-- Texte --
------------------------

Off d’Avignon 2021. ‘Le visiteur’ ou comment Eric-Emmanuel Schmitt nous persuade que le monde n’est pas absurde mais mystérieux

Publié le 20 juillet 2021 à  10h57 - Dernière mise à  jour le 31 octobre 2022 à  19h20

Prenant le contre-pied de Camus qui affirmait que le monde est absurde, Eric-Emmanuel Schmitt lui répond dans chacune de ses pièces que le monde n’est pas absurde mais mystérieux et qu’il convient de creuser au fond des choses pour en découvrir le sens. Cette idée force on la trouve clairement exprimée dans « Le visiteur » qui créée le 23 septembre 1993 au Petit théâtre de Paris avec Maurice Garrel et Thierry Fortineau, puis reprise en 1998 au Théâtre Marigny avec Rufus et Tom Novembre revient en Avignon dans le cadre du Off dans une nouvelle mise en scène (admirable d’ailleurs) que l’on doit à Johanna Boyé.

Sam Karmann, (Freud), et Franck Desmedt (l’inconnu) dans
Sam Karmann, (Freud), et Franck Desmedt (l’inconnu) dans

L’action se déroule en un seul acte, et en temps réel le soir du 22 avril 1938, c’est à dire entre l’invasion de l’Autriche par les troupes hitlériennes (11 mars) et le départ de Freud pour Paris le 4 juin. Puisqu’il est ici question de philosophie et de politique signalons que le 22 avril a vu naître à des années d’intervalle Kant et Lénine. Nous sommes à Vienne et les nazis qui ont envahi l’Autriche persécutent les juifs. Ce qui n’empêche pas Sigmund Freud de demeurer dans la ville, affichant d’ailleurs un optimisme viscéral. Sauf qu’en ce soir du 22 avril il se retrouve totalement désespéré car la Gestapo vient d’emmener sa fille Anna pour l’interroger. C’est alors qu’il reçoit l’étrange visite d’un homme en frac, dandy léger et cynique qui déboule chez lui en entrant par la fenêtre pour lui tenir d’incroyables discours. Qui est-il ? Un fou ? Un magicien ? Un rêve de Freud ? Une projection de son inconscient ? Ou bien est-il vraiment celui qu’il prétend être ? A savoir Dieu lui-même en chair et en os . Si le spectateur décidera en cette folle nuit qui rappelle par moments «La nuit de Valognes» où une maison inoccupée depuis trente ans se retrouve à nouveau occupée, il est évident que pour l’auteur c’est ici Dieu et Freud qui discourent à bâtons rompus et qu’ils ont d’autant plus de choses à se dire qu’ils ne sont comme le précise Schmitt d’accord sur rien.

------------------------

-- Consigne --
Recopiez à l'identique le passage de la critique du « Visiteur » compris entre « Off d’Avignon 2021. » et « à Johanna Boyé. », ces deux bornes incluses.

------------------------

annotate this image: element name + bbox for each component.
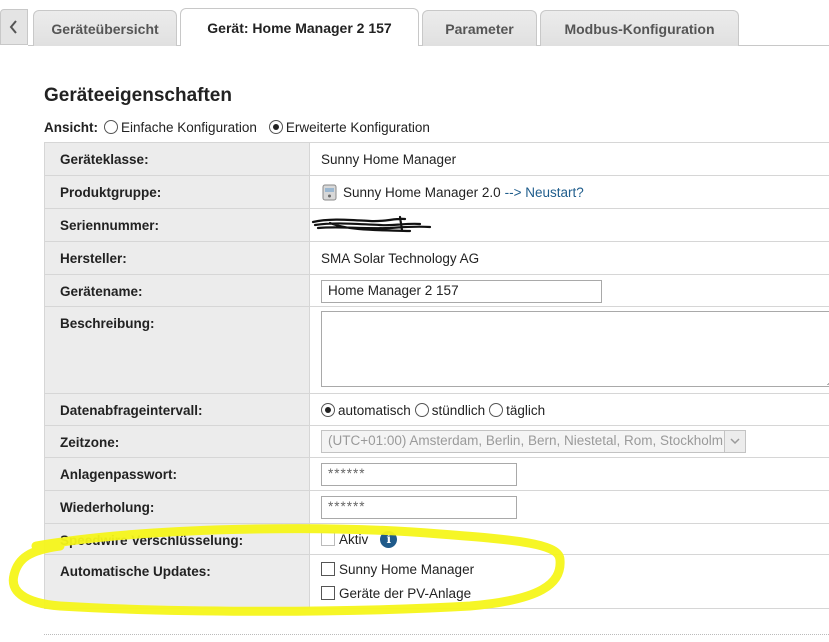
product-group-value: Sunny Home Manager 2.0 <box>343 184 501 200</box>
radio-hourly[interactable] <box>414 403 429 417</box>
row-product-group: Produktgruppe: Sunny Home Manager 2.0 --… <box>44 175 829 209</box>
system-password-input[interactable]: ****** <box>321 463 517 486</box>
tab-device[interactable]: Gerät: Home Manager 2 157 <box>180 8 419 46</box>
device-class-value: Sunny Home Manager <box>309 142 829 176</box>
tab-bar: Geräteübersicht Gerät: Home Manager 2 15… <box>0 0 829 46</box>
row-auto-updates: Automatische Updates: Sunny Home Manager… <box>44 554 829 609</box>
interval-option-automatic[interactable]: automatisch <box>338 403 411 418</box>
checkbox-update-home-manager[interactable] <box>321 562 335 576</box>
row-device-name: Gerätename: Home Manager 2 157 <box>44 274 829 307</box>
view-label: Ansicht: <box>44 119 98 135</box>
tab-modbus-config[interactable]: Modbus-Konfiguration <box>540 10 739 46</box>
product-group-label: Produktgruppe: <box>44 175 310 209</box>
view-selector: Ansicht: Einfache Konfiguration Erweiter… <box>44 118 442 136</box>
restart-link[interactable]: --> Neustart? <box>505 185 584 200</box>
repeat-password-label: Wiederholung: <box>44 490 310 524</box>
manufacturer-label: Hersteller: <box>44 241 310 275</box>
description-label: Beschreibung: <box>44 306 310 394</box>
timezone-label: Zeitzone: <box>44 425 310 458</box>
speedwire-label: Speedwire Verschlüsselung: <box>44 523 310 555</box>
speedwire-checkbox[interactable] <box>321 532 335 546</box>
view-option-simple[interactable]: Einfache Konfiguration <box>121 120 257 135</box>
row-manufacturer: Hersteller: SMA Solar Technology AG <box>44 241 829 275</box>
chevron-down-icon[interactable] <box>724 431 745 452</box>
radio-simple-config[interactable] <box>104 120 118 134</box>
update-home-manager-label[interactable]: Sunny Home Manager <box>339 562 474 577</box>
auto-updates-label: Automatische Updates: <box>44 554 310 609</box>
row-timezone: Zeitzone: (UTC+01:00) Amsterdam, Berlin,… <box>44 425 829 458</box>
row-system-password: Anlagenpasswort: ****** <box>44 457 829 491</box>
update-pv-devices-label[interactable]: Geräte der PV-Anlage <box>339 586 471 601</box>
radio-advanced-config[interactable] <box>268 120 283 134</box>
home-manager-device-icon <box>322 184 337 201</box>
checkbox-update-pv-devices[interactable] <box>321 586 335 600</box>
description-textarea[interactable] <box>321 311 829 387</box>
row-repeat-password: Wiederholung: ****** <box>44 490 829 524</box>
chevron-left-icon <box>9 20 17 34</box>
row-serial: Seriennummer: <box>44 208 829 242</box>
speedwire-option-label: Aktiv <box>339 531 369 547</box>
info-icon[interactable]: i <box>380 530 398 548</box>
timezone-value: (UTC+01:00) Amsterdam, Berlin, Bern, Nie… <box>328 433 724 448</box>
row-query-interval: Datenabfrageintervall: automatisch stünd… <box>44 393 829 426</box>
view-option-advanced[interactable]: Erweiterte Konfiguration <box>286 120 430 135</box>
system-password-label: Anlagenpasswort: <box>44 457 310 491</box>
repeat-password-input[interactable]: ****** <box>321 496 517 519</box>
device-class-label: Geräteklasse: <box>44 142 310 176</box>
manufacturer-value: SMA Solar Technology AG <box>309 241 829 275</box>
device-name-label: Gerätename: <box>44 274 310 307</box>
back-button[interactable] <box>0 9 28 45</box>
redacted-serial-scribble <box>311 215 432 233</box>
interval-option-hourly[interactable]: stündlich <box>432 403 485 418</box>
query-interval-label: Datenabfrageintervall: <box>44 393 310 426</box>
properties-table: Geräteklasse: Sunny Home Manager Produkt… <box>44 142 829 609</box>
radio-daily[interactable] <box>489 403 504 417</box>
bottom-divider <box>44 634 829 635</box>
page-title: Geräteeigenschaften <box>44 85 232 106</box>
tab-parameter[interactable]: Parameter <box>422 10 537 46</box>
serial-label: Seriennummer: <box>44 208 310 242</box>
row-speedwire: Speedwire Verschlüsselung: Aktiv i <box>44 523 829 555</box>
row-description: Beschreibung: <box>44 306 829 394</box>
timezone-select[interactable]: (UTC+01:00) Amsterdam, Berlin, Bern, Nie… <box>321 430 746 453</box>
radio-automatic[interactable] <box>321 403 335 417</box>
tab-device-overview[interactable]: Geräteübersicht <box>33 10 177 46</box>
device-name-input[interactable]: Home Manager 2 157 <box>321 280 602 303</box>
row-device-class: Geräteklasse: Sunny Home Manager <box>44 142 829 176</box>
interval-option-daily[interactable]: täglich <box>506 403 545 418</box>
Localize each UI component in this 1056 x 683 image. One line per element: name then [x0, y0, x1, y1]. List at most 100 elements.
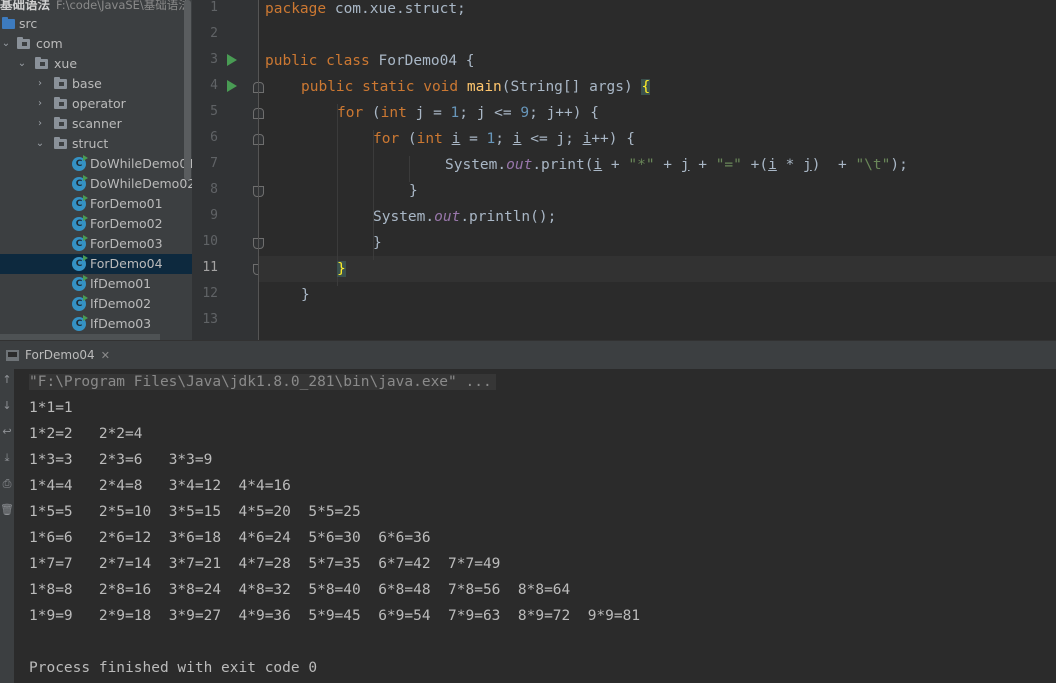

------------------------

-- Réponse attendue --
Off d’Avignon 2021. ‘Le visiteur’ ou comment Eric-Emmanuel Schmitt nous persuade que le monde n’est pas absurde mais mystérieux

Publié le 20 juillet 2021 à  10h57 - Dernière mise à  jour le 31 octobre 2022 à  19h20

Prenant le contre-pied de Camus qui affirmait que le monde est absurde, Eric-Emmanuel Schmitt lui répond dans chacune de ses pièces que le monde n’est pas absurde mais mystérieux et qu’il convient de creuser au fond des choses pour en découvrir le sens. Cette idée force on la trouve clairement exprimée dans « Le visiteur » qui créée le 23 septembre 1993 au Petit théâtre de Paris avec Maurice Garrel et Thierry Fortineau, puis reprise en 1998 au Théâtre Marigny avec Rufus et Tom Novembre revient en Avignon dans le cadre du Off dans une nouvelle mise en scène (admirable d’ailleurs) que l’on doit à Johanna Boyé.